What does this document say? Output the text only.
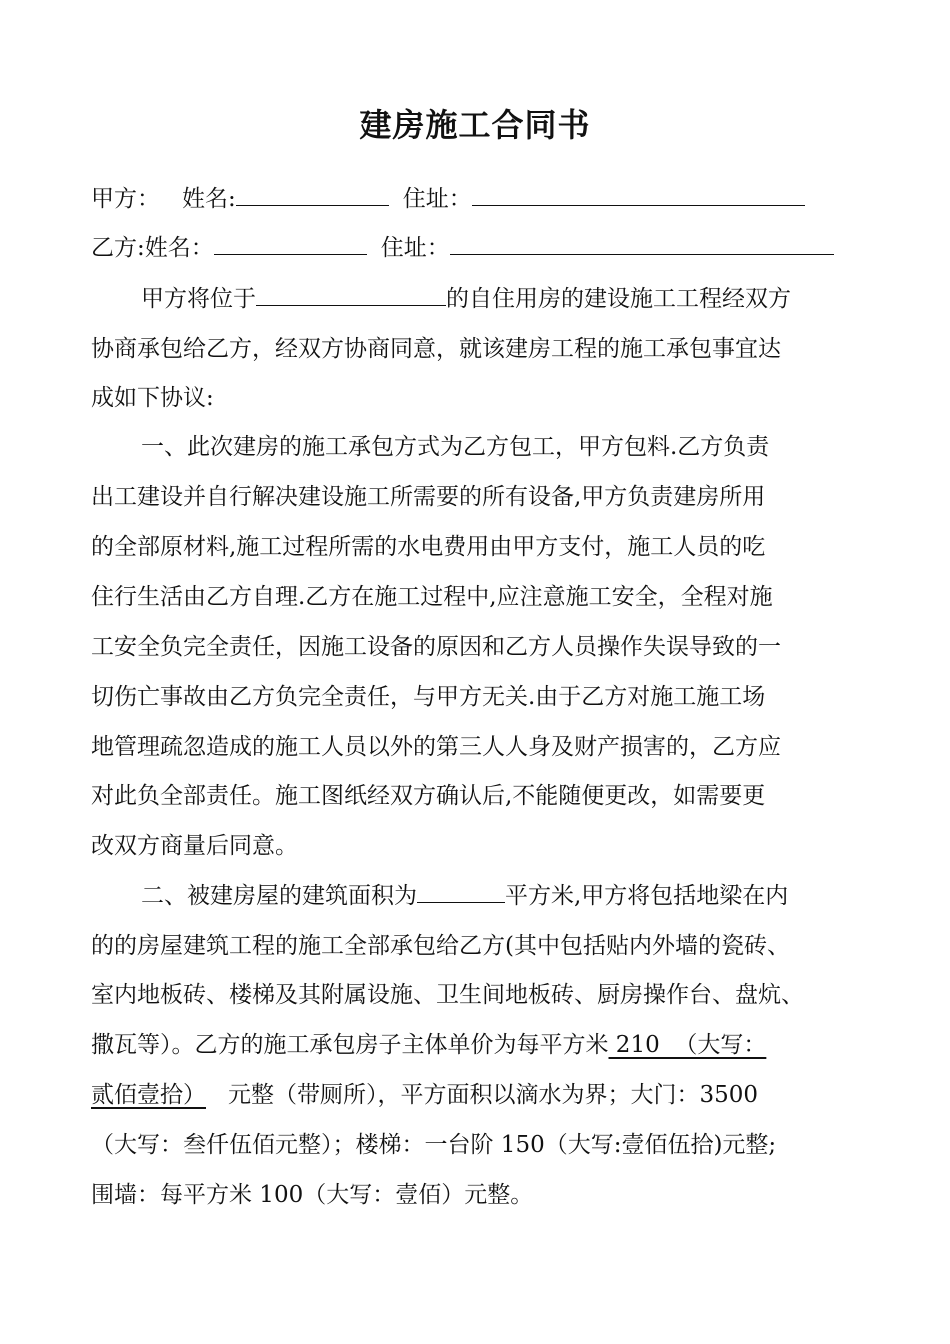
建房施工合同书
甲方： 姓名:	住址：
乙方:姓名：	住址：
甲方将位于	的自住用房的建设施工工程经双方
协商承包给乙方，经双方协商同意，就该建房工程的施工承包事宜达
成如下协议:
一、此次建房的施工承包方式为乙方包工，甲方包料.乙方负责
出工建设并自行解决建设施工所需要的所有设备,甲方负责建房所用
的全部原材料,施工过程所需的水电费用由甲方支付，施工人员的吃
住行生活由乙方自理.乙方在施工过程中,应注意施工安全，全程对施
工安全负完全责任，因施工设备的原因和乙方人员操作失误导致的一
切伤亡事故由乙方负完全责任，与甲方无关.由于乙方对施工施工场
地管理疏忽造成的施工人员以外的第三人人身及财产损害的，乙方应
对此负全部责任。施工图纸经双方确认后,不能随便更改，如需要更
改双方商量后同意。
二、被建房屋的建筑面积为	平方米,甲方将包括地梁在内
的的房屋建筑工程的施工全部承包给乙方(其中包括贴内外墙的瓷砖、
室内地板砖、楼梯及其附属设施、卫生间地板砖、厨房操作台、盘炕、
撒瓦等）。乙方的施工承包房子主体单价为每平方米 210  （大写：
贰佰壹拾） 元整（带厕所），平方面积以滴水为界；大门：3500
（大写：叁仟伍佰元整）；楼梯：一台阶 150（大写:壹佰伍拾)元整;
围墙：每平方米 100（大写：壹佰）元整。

──────────

# GIVEN EXERCISE
The pictures should not be reproduced; quote all of the other material exactly.

# COMPLETE ANSWER
What does this document say? Output the text only.
建房施工合同书
甲方： 姓名:	住址：
乙方:姓名：	住址：
甲方将位于	的自住用房的建设施工工程经双方
协商承包给乙方，经双方协商同意，就该建房工程的施工承包事宜达
成如下协议:
一、此次建房的施工承包方式为乙方包工，甲方包料.乙方负责
出工建设并自行解决建设施工所需要的所有设备,甲方负责建房所用
的全部原材料,施工过程所需的水电费用由甲方支付，施工人员的吃
住行生活由乙方自理.乙方在施工过程中,应注意施工安全，全程对施
工安全负完全责任，因施工设备的原因和乙方人员操作失误导致的一
切伤亡事故由乙方负完全责任，与甲方无关.由于乙方对施工施工场
地管理疏忽造成的施工人员以外的第三人人身及财产损害的，乙方应
对此负全部责任。施工图纸经双方确认后,不能随便更改，如需要更
改双方商量后同意。
二、被建房屋的建筑面积为	平方米,甲方将包括地梁在内
的的房屋建筑工程的施工全部承包给乙方(其中包括贴内外墙的瓷砖、
室内地板砖、楼梯及其附属设施、卫生间地板砖、厨房操作台、盘炕、
撒瓦等）。乙方的施工承包房子主体单价为每平方米 210  （大写：
贰佰壹拾） 元整（带厕所），平方面积以滴水为界；大门：3500
（大写：叁仟伍佰元整）；楼梯：一台阶 150（大写:壹佰伍拾)元整;
围墙：每平方米 100（大写：壹佰）元整。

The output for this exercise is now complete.